Excerpted records:
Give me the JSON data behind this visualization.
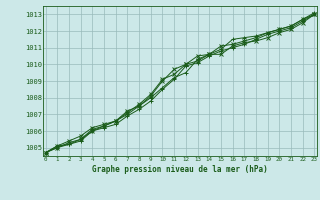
{
  "title": "Graphe pression niveau de la mer (hPa)",
  "bg_color": "#cce8e8",
  "grid_color": "#99bbbb",
  "line_color": "#1a5c1a",
  "marker_color": "#1a5c1a",
  "x_min": 0,
  "x_max": 23,
  "y_min": 1004.5,
  "y_max": 1013.5,
  "y_ticks": [
    1005,
    1006,
    1007,
    1008,
    1009,
    1010,
    1011,
    1012,
    1013
  ],
  "x_ticks": [
    0,
    1,
    2,
    3,
    4,
    5,
    6,
    7,
    8,
    9,
    10,
    11,
    12,
    13,
    14,
    15,
    16,
    17,
    18,
    19,
    20,
    21,
    22,
    23
  ],
  "series": [
    [
      1004.7,
      1005.0,
      1005.2,
      1005.4,
      1006.0,
      1006.2,
      1006.4,
      1006.9,
      1007.3,
      1007.8,
      1008.5,
      1009.1,
      1009.9,
      1010.1,
      1010.5,
      1010.8,
      1011.0,
      1011.2,
      1011.5,
      1011.8,
      1012.0,
      1012.2,
      1012.6,
      1013.0
    ],
    [
      1004.7,
      1005.0,
      1005.3,
      1005.5,
      1006.0,
      1006.3,
      1006.6,
      1007.2,
      1007.5,
      1008.1,
      1009.0,
      1009.7,
      1010.0,
      1010.2,
      1010.6,
      1010.6,
      1011.1,
      1011.3,
      1011.4,
      1011.6,
      1011.9,
      1012.1,
      1012.5,
      1013.0
    ],
    [
      1004.7,
      1005.1,
      1005.2,
      1005.5,
      1006.1,
      1006.3,
      1006.6,
      1007.0,
      1007.5,
      1008.0,
      1008.6,
      1009.2,
      1009.5,
      1010.3,
      1010.6,
      1010.9,
      1011.5,
      1011.6,
      1011.7,
      1011.9,
      1012.1,
      1012.3,
      1012.7,
      1013.1
    ],
    [
      1004.7,
      1005.1,
      1005.4,
      1005.7,
      1006.2,
      1006.4,
      1006.6,
      1007.1,
      1007.6,
      1008.2,
      1009.1,
      1009.4,
      1010.0,
      1010.5,
      1010.6,
      1011.1,
      1011.2,
      1011.4,
      1011.6,
      1011.9,
      1012.1,
      1012.3,
      1012.7,
      1013.0
    ]
  ]
}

What the task requires:
Restate the records word for word, omitting images.

The solution:
Give me the JSON data behind this visualization.
{
  "title": "Graphe pression niveau de la mer (hPa)",
  "bg_color": "#cce8e8",
  "grid_color": "#99bbbb",
  "line_color": "#1a5c1a",
  "marker_color": "#1a5c1a",
  "x_min": 0,
  "x_max": 23,
  "y_min": 1004.5,
  "y_max": 1013.5,
  "y_ticks": [
    1005,
    1006,
    1007,
    1008,
    1009,
    1010,
    1011,
    1012,
    1013
  ],
  "x_ticks": [
    0,
    1,
    2,
    3,
    4,
    5,
    6,
    7,
    8,
    9,
    10,
    11,
    12,
    13,
    14,
    15,
    16,
    17,
    18,
    19,
    20,
    21,
    22,
    23
  ],
  "series": [
    [
      1004.7,
      1005.0,
      1005.2,
      1005.4,
      1006.0,
      1006.2,
      1006.4,
      1006.9,
      1007.3,
      1007.8,
      1008.5,
      1009.1,
      1009.9,
      1010.1,
      1010.5,
      1010.8,
      1011.0,
      1011.2,
      1011.5,
      1011.8,
      1012.0,
      1012.2,
      1012.6,
      1013.0
    ],
    [
      1004.7,
      1005.0,
      1005.3,
      1005.5,
      1006.0,
      1006.3,
      1006.6,
      1007.2,
      1007.5,
      1008.1,
      1009.0,
      1009.7,
      1010.0,
      1010.2,
      1010.6,
      1010.6,
      1011.1,
      1011.3,
      1011.4,
      1011.6,
      1011.9,
      1012.1,
      1012.5,
      1013.0
    ],
    [
      1004.7,
      1005.1,
      1005.2,
      1005.5,
      1006.1,
      1006.3,
      1006.6,
      1007.0,
      1007.5,
      1008.0,
      1008.6,
      1009.2,
      1009.5,
      1010.3,
      1010.6,
      1010.9,
      1011.5,
      1011.6,
      1011.7,
      1011.9,
      1012.1,
      1012.3,
      1012.7,
      1013.1
    ],
    [
      1004.7,
      1005.1,
      1005.4,
      1005.7,
      1006.2,
      1006.4,
      1006.6,
      1007.1,
      1007.6,
      1008.2,
      1009.1,
      1009.4,
      1010.0,
      1010.5,
      1010.6,
      1011.1,
      1011.2,
      1011.4,
      1011.6,
      1011.9,
      1012.1,
      1012.3,
      1012.7,
      1013.0
    ]
  ]
}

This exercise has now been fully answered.